**** Given records ****
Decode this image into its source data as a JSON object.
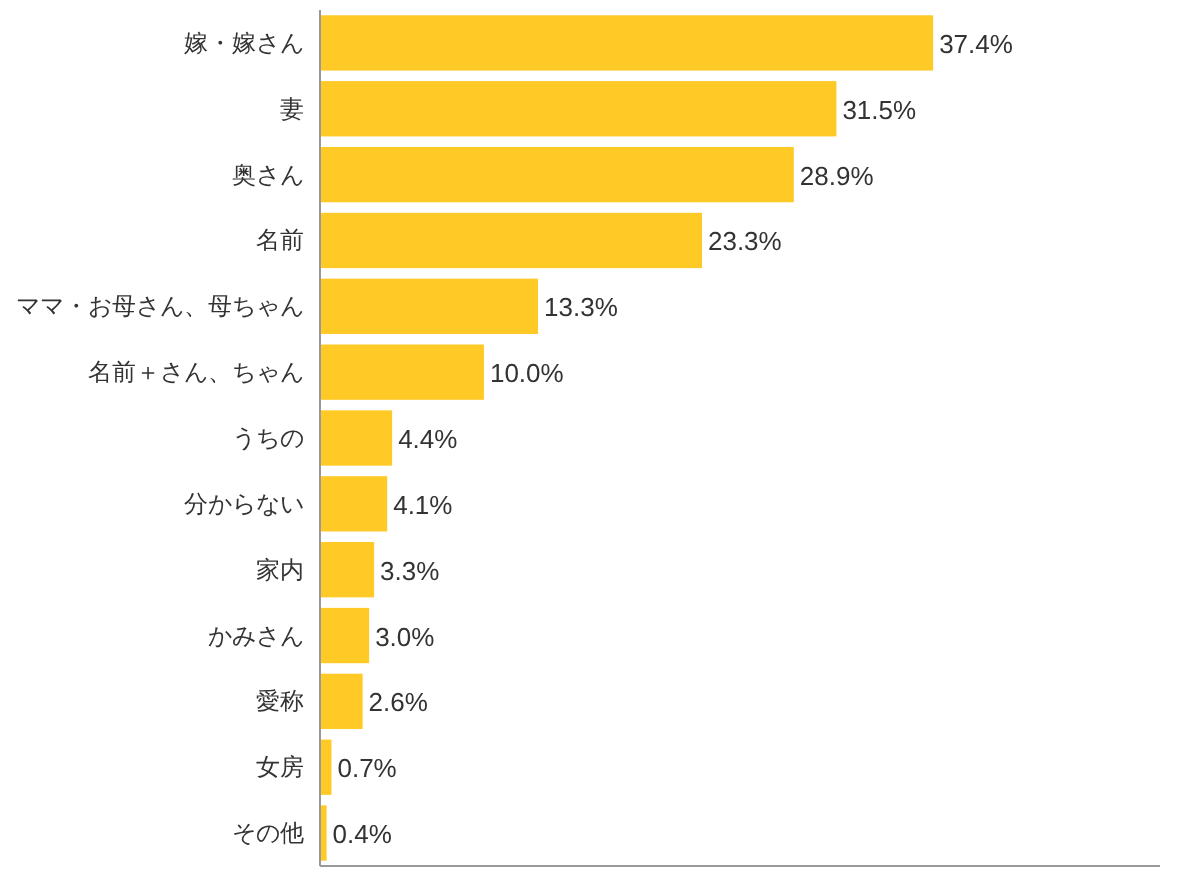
{
  "chart_data": {
    "type": "bar",
    "orientation": "horizontal",
    "color": "#ffc926",
    "categories": [
      "嫁・嫁さん",
      "妻",
      "奥さん",
      "名前",
      "ママ・お母さん、母ちゃん",
      "名前＋さん、ちゃん",
      "うちの",
      "分からない",
      "家内",
      "かみさん",
      "愛称",
      "女房",
      "その他"
    ],
    "values": [
      37.4,
      31.5,
      28.9,
      23.3,
      13.3,
      10.0,
      4.4,
      4.1,
      3.3,
      3.0,
      2.6,
      0.7,
      0.4
    ],
    "value_labels": [
      "37.4%",
      "31.5%",
      "28.9%",
      "23.3%",
      "13.3%",
      "10.0%",
      "4.4%",
      "4.1%",
      "3.3%",
      "3.0%",
      "2.6%",
      "0.7%",
      "0.4%"
    ]
  }
}
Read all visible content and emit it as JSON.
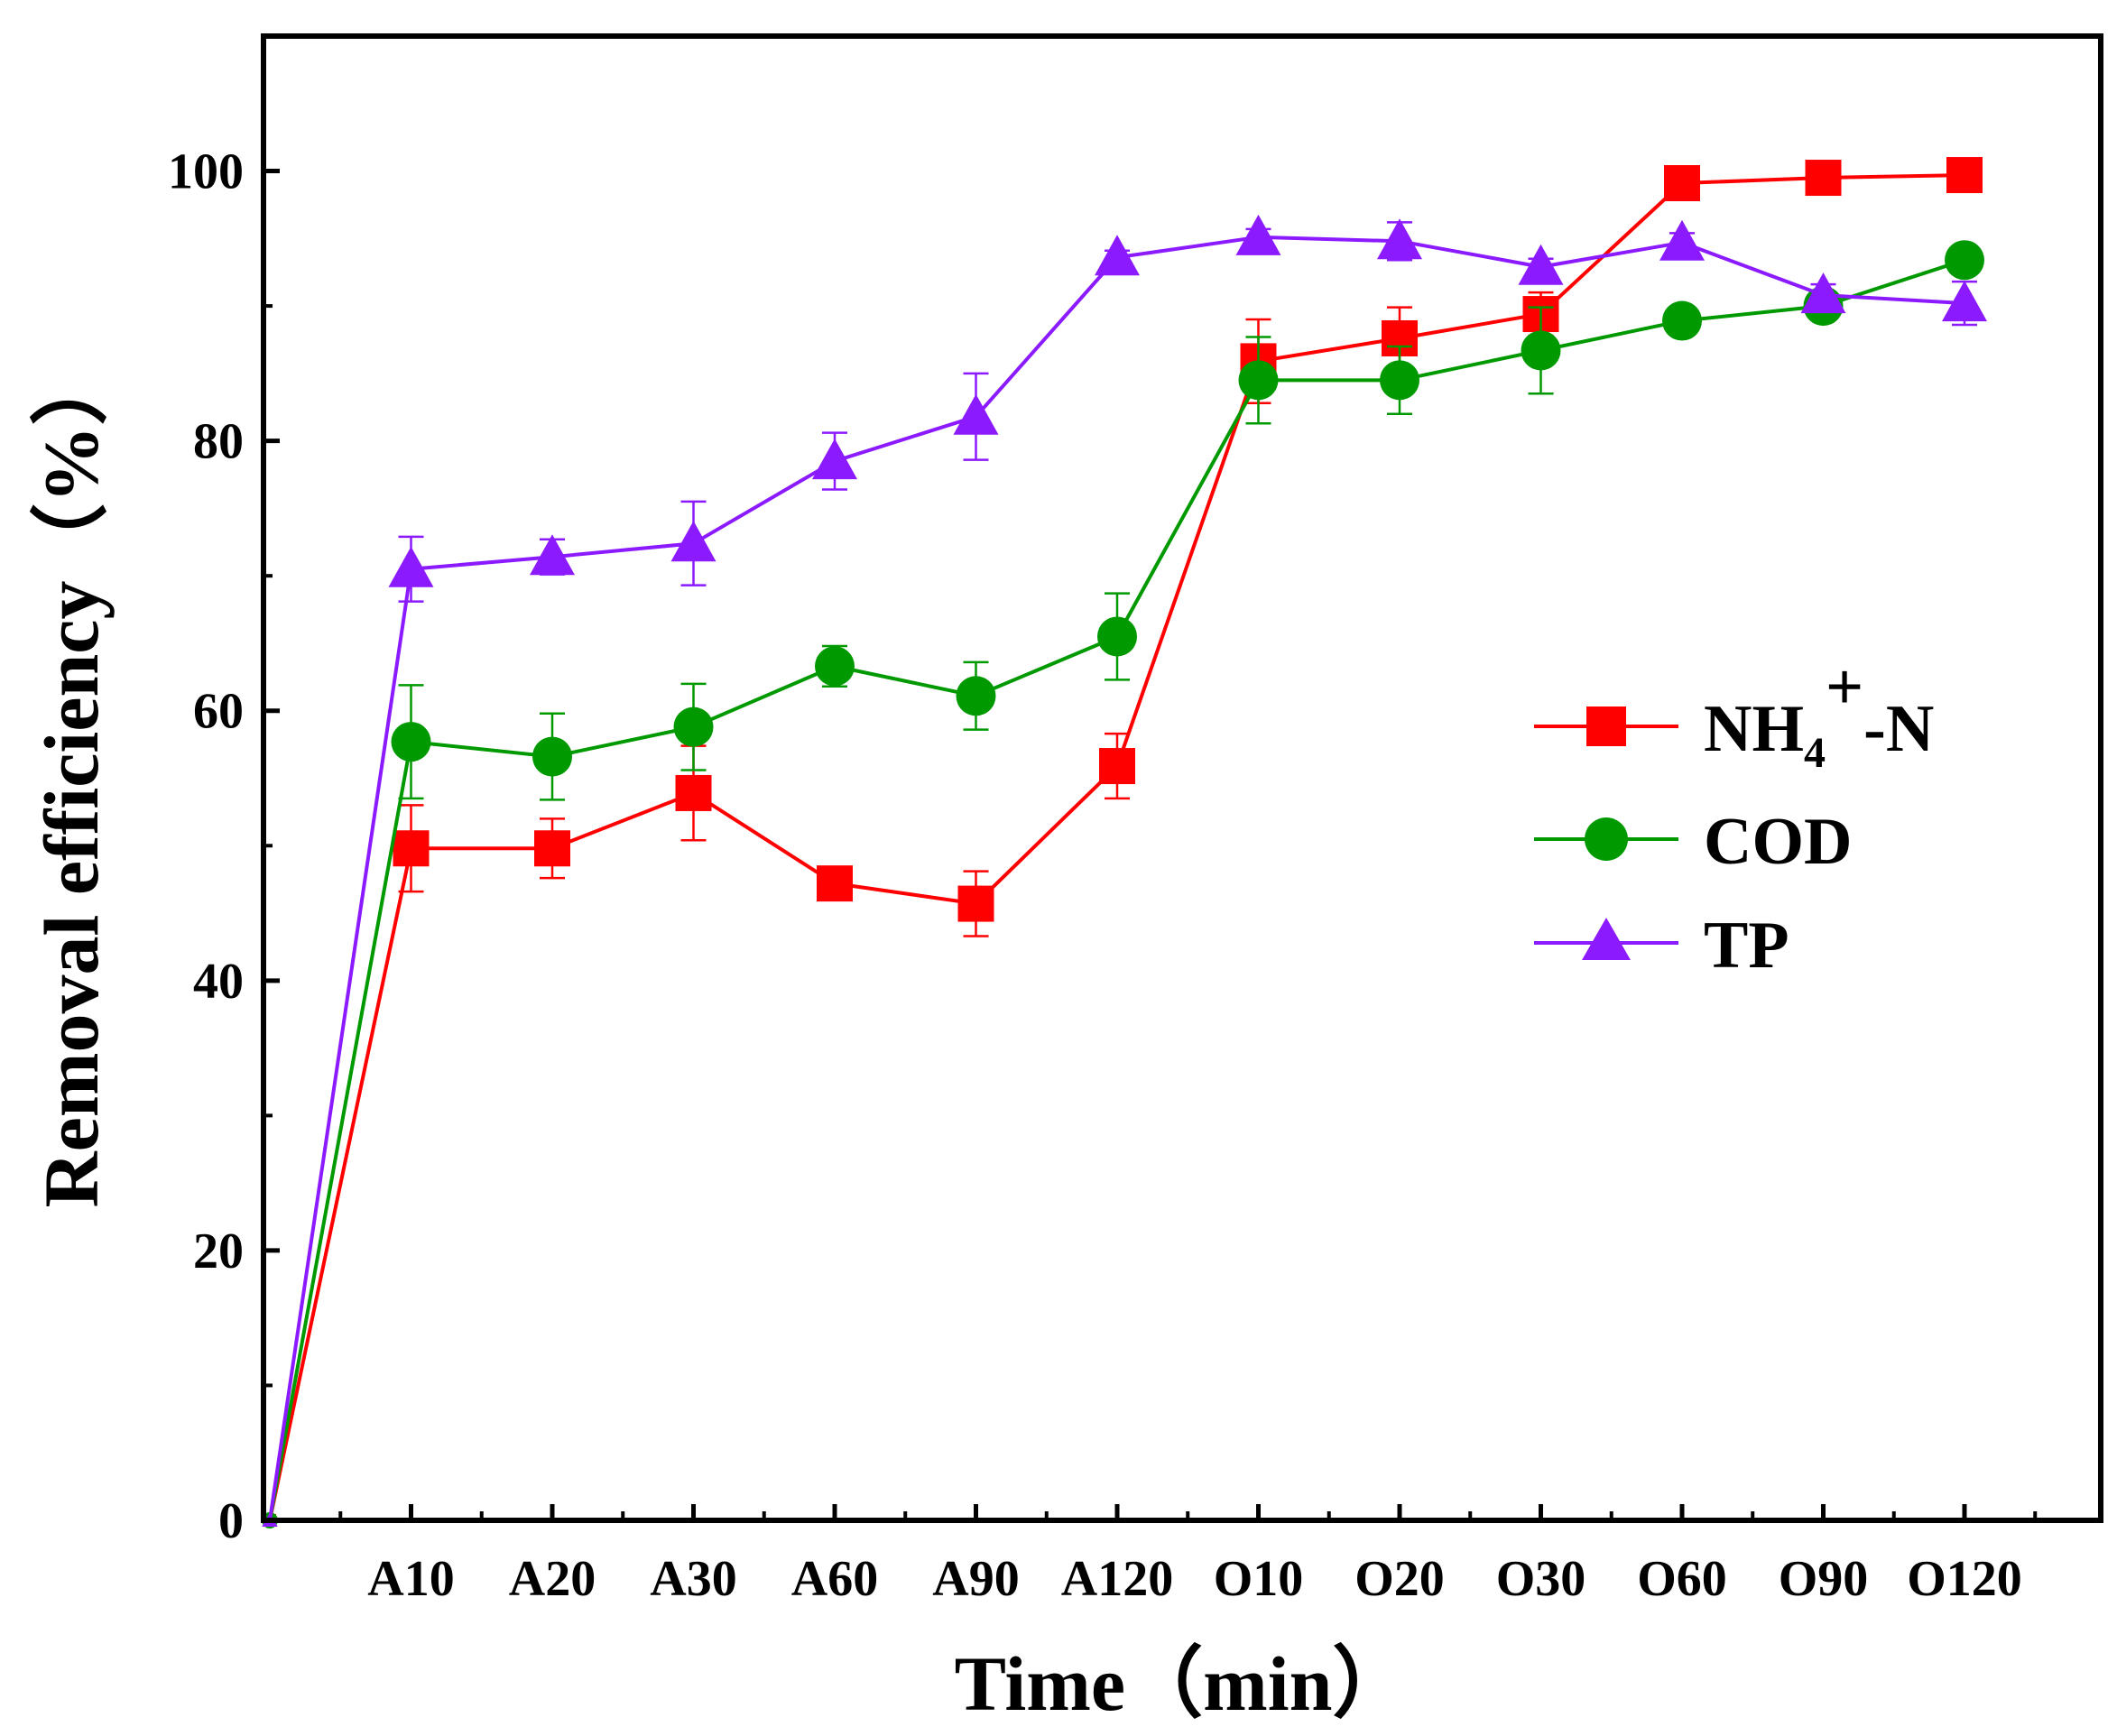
{
  "chart_data": {
    "type": "line",
    "title": "",
    "xlabel": "Time（min）",
    "ylabel": "Removal efficiency（%）",
    "ylim": [
      0,
      110
    ],
    "yticks": [
      0,
      20,
      40,
      60,
      80,
      100
    ],
    "categories": [
      "",
      "A10",
      "A20",
      "A30",
      "A60",
      "A90",
      "A120",
      "O10",
      "O20",
      "O30",
      "O60",
      "O90",
      "O120"
    ],
    "legend_position": "right",
    "legend": {
      "nh4_main": "NH",
      "nh4_sub": "4",
      "nh4_sup": "+",
      "nh4_tail": "-N"
    },
    "series": [
      {
        "name": "NH4+-N",
        "color": "#ff0000",
        "marker": "square",
        "values": [
          0,
          49.8,
          49.8,
          53.9,
          47.2,
          45.7,
          55.9,
          85.9,
          87.6,
          89.4,
          99.1,
          99.5,
          99.7
        ],
        "errors": [
          0,
          3.2,
          2.2,
          3.5,
          1.0,
          2.4,
          2.4,
          3.1,
          2.3,
          1.6,
          0.6,
          0.4,
          0.4
        ]
      },
      {
        "name": "COD",
        "color": "#009900",
        "marker": "circle",
        "values": [
          0,
          57.7,
          56.6,
          58.8,
          63.3,
          61.1,
          65.5,
          84.5,
          84.5,
          86.7,
          88.9,
          90.0,
          93.4
        ],
        "errors": [
          0,
          4.2,
          3.2,
          3.2,
          1.5,
          2.5,
          3.2,
          3.2,
          2.5,
          3.2,
          1.0,
          0.8,
          0.8
        ]
      },
      {
        "name": "TP",
        "color": "#8c1aff",
        "marker": "triangle",
        "values": [
          0,
          70.5,
          71.4,
          72.4,
          78.5,
          81.8,
          93.6,
          95.1,
          94.8,
          92.9,
          94.7,
          90.8,
          90.2
        ],
        "errors": [
          0,
          2.4,
          1.3,
          3.1,
          2.1,
          3.2,
          0.5,
          0.6,
          1.4,
          0.6,
          0.7,
          0.8,
          1.6
        ]
      }
    ]
  }
}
****
### Stated problem
Search the records above for "marker". Copy each line where it is found.

### Answer
        "marker": "square",
        "marker": "circle",
        "marker": "triangle",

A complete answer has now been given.